- Description of the task -
Extract every line that contains the word "title".

-- Begin Supplied material --

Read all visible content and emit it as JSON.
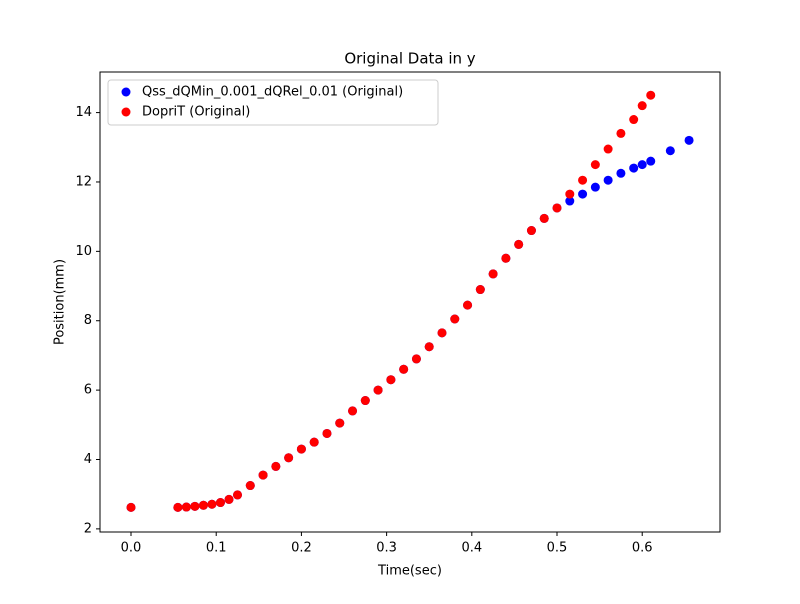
{
  "chart_data": {
    "type": "scatter",
    "title": "Original Data in y",
    "x_label": "Time(sec)",
    "y_label": "Position(mm)",
    "series": [
      {
        "name": "Qss_dQMin_0.001_dQRel_0.01 (Original)",
        "color": "#0000ff",
        "x": [
          0,
          0.055,
          0.065,
          0.075,
          0.085,
          0.095,
          0.105,
          0.115,
          0.125,
          0.14,
          0.155,
          0.17,
          0.185,
          0.2,
          0.215,
          0.23,
          0.245,
          0.26,
          0.275,
          0.29,
          0.305,
          0.32,
          0.335,
          0.35,
          0.365,
          0.38,
          0.395,
          0.41,
          0.425,
          0.44,
          0.455,
          0.47,
          0.485,
          0.5,
          0.515,
          0.53,
          0.545,
          0.56,
          0.575,
          0.59,
          0.6,
          0.61,
          0.633,
          0.655
        ],
        "values": [
          2.62,
          2.62,
          2.63,
          2.65,
          2.68,
          2.71,
          2.76,
          2.85,
          2.98,
          3.25,
          3.55,
          3.8,
          4.05,
          4.3,
          4.5,
          4.75,
          5.05,
          5.4,
          5.7,
          6.0,
          6.3,
          6.6,
          6.9,
          7.25,
          7.65,
          8.05,
          8.45,
          8.9,
          9.35,
          9.8,
          10.2,
          10.6,
          10.95,
          11.25,
          11.45,
          11.65,
          11.85,
          12.05,
          12.25,
          12.4,
          12.5,
          12.6,
          12.9,
          13.2
        ]
      },
      {
        "name": "DopriT (Original)",
        "color": "#ff0000",
        "x": [
          0,
          0.055,
          0.065,
          0.075,
          0.085,
          0.095,
          0.105,
          0.115,
          0.125,
          0.14,
          0.155,
          0.17,
          0.185,
          0.2,
          0.215,
          0.23,
          0.245,
          0.26,
          0.275,
          0.29,
          0.305,
          0.32,
          0.335,
          0.35,
          0.365,
          0.38,
          0.395,
          0.41,
          0.425,
          0.44,
          0.455,
          0.47,
          0.485,
          0.5,
          0.515,
          0.53,
          0.545,
          0.56,
          0.575,
          0.59,
          0.6,
          0.61
        ],
        "values": [
          2.62,
          2.62,
          2.63,
          2.65,
          2.68,
          2.71,
          2.76,
          2.85,
          2.98,
          3.25,
          3.55,
          3.8,
          4.05,
          4.3,
          4.5,
          4.75,
          5.05,
          5.4,
          5.7,
          6.0,
          6.3,
          6.6,
          6.9,
          7.25,
          7.65,
          8.05,
          8.45,
          8.9,
          9.35,
          9.8,
          10.2,
          10.6,
          10.95,
          11.25,
          11.65,
          12.05,
          12.5,
          12.95,
          13.4,
          13.8,
          14.2,
          14.5
        ]
      }
    ],
    "xlim": [
      -0.0364,
      0.6913
    ],
    "ylim": [
      1.91,
      15.17
    ],
    "xticks": [
      {
        "value": 0,
        "label": "0.0"
      },
      0.1,
      0.2,
      0.3,
      0.4,
      0.5,
      0.6
    ],
    "yticks": [
      2,
      4,
      6,
      8,
      10,
      12,
      14
    ],
    "legend": "upper left"
  }
}
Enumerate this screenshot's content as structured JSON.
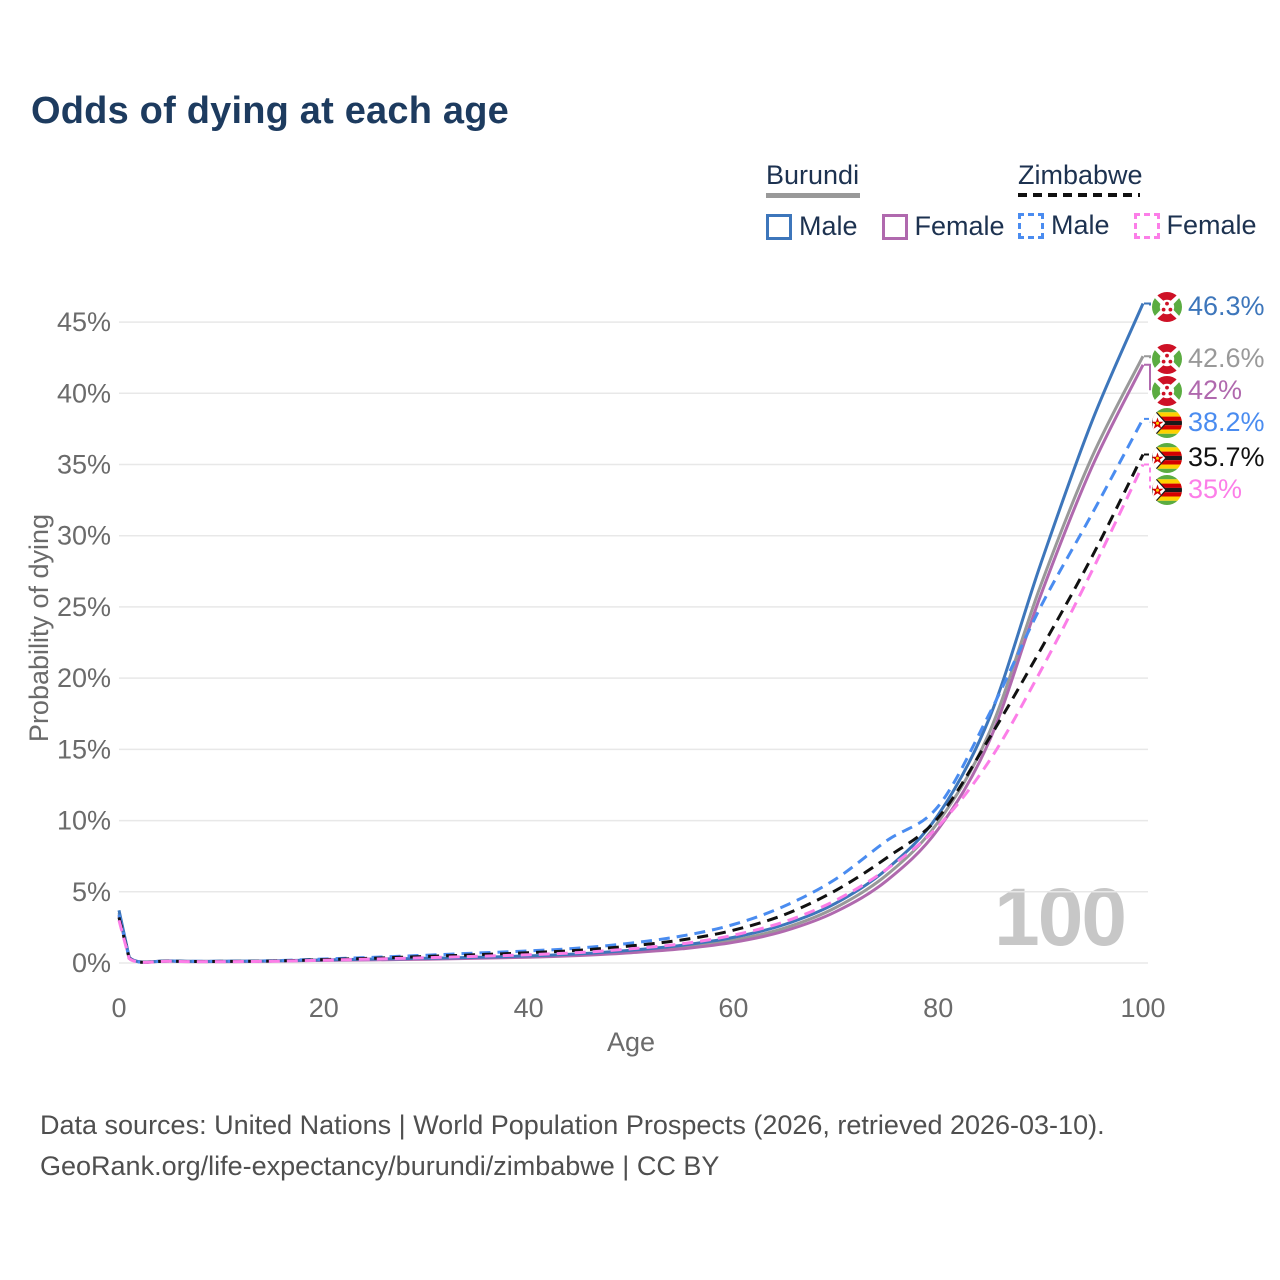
{
  "header": {
    "title": "Odds of dying at each age"
  },
  "legend": {
    "groups": [
      {
        "name": "Burundi",
        "line_style": "solid",
        "underline_color": "#999999",
        "items": [
          {
            "label": "Male",
            "color": "#3d76bb",
            "dashed": false
          },
          {
            "label": "Female",
            "color": "#b069ae",
            "dashed": false
          }
        ]
      },
      {
        "name": "Zimbabwe",
        "line_style": "dashed",
        "underline_color": "#111111",
        "items": [
          {
            "label": "Male",
            "color": "#4a8cf0",
            "dashed": true
          },
          {
            "label": "Female",
            "color": "#fc7ee8",
            "dashed": true
          }
        ]
      }
    ]
  },
  "chart_data": {
    "type": "line",
    "title": "Odds of dying at each age",
    "xlabel": "Age",
    "ylabel": "Probability of dying",
    "x_ticks": [
      0,
      20,
      40,
      60,
      80,
      100
    ],
    "y_ticks_percent": [
      0,
      5,
      10,
      15,
      20,
      25,
      30,
      35,
      40,
      45
    ],
    "xlim": [
      0,
      100
    ],
    "ylim_percent": [
      0,
      47
    ],
    "grid": "horizontal",
    "legend_position": "top-right",
    "age_counter": "100",
    "x": [
      0,
      1,
      5,
      10,
      15,
      20,
      25,
      30,
      35,
      40,
      45,
      50,
      55,
      60,
      65,
      70,
      75,
      80,
      85,
      90,
      95,
      100
    ],
    "series": [
      {
        "name": "Burundi Male",
        "country": "Burundi",
        "sex": "Male",
        "color": "#3d76bb",
        "dash": false,
        "end_label": "46.3%",
        "values": [
          3.7,
          0.4,
          0.15,
          0.12,
          0.15,
          0.22,
          0.28,
          0.33,
          0.4,
          0.5,
          0.65,
          0.9,
          1.25,
          1.8,
          2.7,
          4.2,
          6.6,
          10.4,
          17.2,
          28.0,
          38.0,
          46.3
        ]
      },
      {
        "name": "Burundi Both sexes",
        "country": "Burundi",
        "sex": "Both",
        "color": "#999999",
        "dash": false,
        "end_label": "42.6%",
        "values": [
          3.5,
          0.38,
          0.14,
          0.11,
          0.14,
          0.2,
          0.25,
          0.3,
          0.36,
          0.45,
          0.58,
          0.8,
          1.1,
          1.6,
          2.45,
          3.9,
          6.2,
          9.9,
          16.2,
          26.5,
          35.5,
          42.6
        ]
      },
      {
        "name": "Burundi Female",
        "country": "Burundi",
        "sex": "Female",
        "color": "#b069ae",
        "dash": false,
        "end_label": "42%",
        "values": [
          3.3,
          0.36,
          0.13,
          0.1,
          0.13,
          0.18,
          0.22,
          0.27,
          0.33,
          0.41,
          0.53,
          0.72,
          1.0,
          1.45,
          2.25,
          3.6,
          5.8,
          9.4,
          15.6,
          25.8,
          34.8,
          42.0
        ]
      },
      {
        "name": "Zimbabwe Male",
        "country": "Zimbabwe",
        "sex": "Male",
        "color": "#4a8cf0",
        "dash": true,
        "end_label": "38.2%",
        "values": [
          3.4,
          0.35,
          0.14,
          0.12,
          0.16,
          0.28,
          0.4,
          0.55,
          0.7,
          0.85,
          1.05,
          1.4,
          1.9,
          2.7,
          4.0,
          5.9,
          8.6,
          11.0,
          17.5,
          25.0,
          31.5,
          38.2
        ]
      },
      {
        "name": "Zimbabwe Both sexes",
        "country": "Zimbabwe",
        "sex": "Both",
        "color": "#111111",
        "dash": true,
        "end_label": "35.7%",
        "values": [
          3.2,
          0.33,
          0.13,
          0.11,
          0.14,
          0.24,
          0.34,
          0.46,
          0.58,
          0.72,
          0.9,
          1.2,
          1.62,
          2.3,
          3.4,
          5.1,
          7.4,
          10.2,
          15.8,
          22.0,
          28.5,
          35.7
        ]
      },
      {
        "name": "Zimbabwe Female",
        "country": "Zimbabwe",
        "sex": "Female",
        "color": "#fc7ee8",
        "dash": true,
        "end_label": "35%",
        "values": [
          3.0,
          0.31,
          0.12,
          0.1,
          0.12,
          0.2,
          0.28,
          0.37,
          0.47,
          0.58,
          0.74,
          1.0,
          1.35,
          1.95,
          2.9,
          4.4,
          6.6,
          9.6,
          14.2,
          20.5,
          27.5,
          35.0
        ]
      }
    ],
    "colors": {
      "grid": "#e8e8e8",
      "axis_text": "#6b6b6b",
      "watermark": "#c7c7c7"
    }
  },
  "footer": {
    "line1": "Data sources: United Nations | World Population Prospects (2026, retrieved 2026-03-10).",
    "line2": "GeoRank.org/life-expectancy/burundi/zimbabwe | CC BY"
  }
}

-- End Supplied material --

- Exercise solution -
    "title": "Original Data in y",
    "title": "Odds of dying at each age"
    "title": "Odds of dying at each age",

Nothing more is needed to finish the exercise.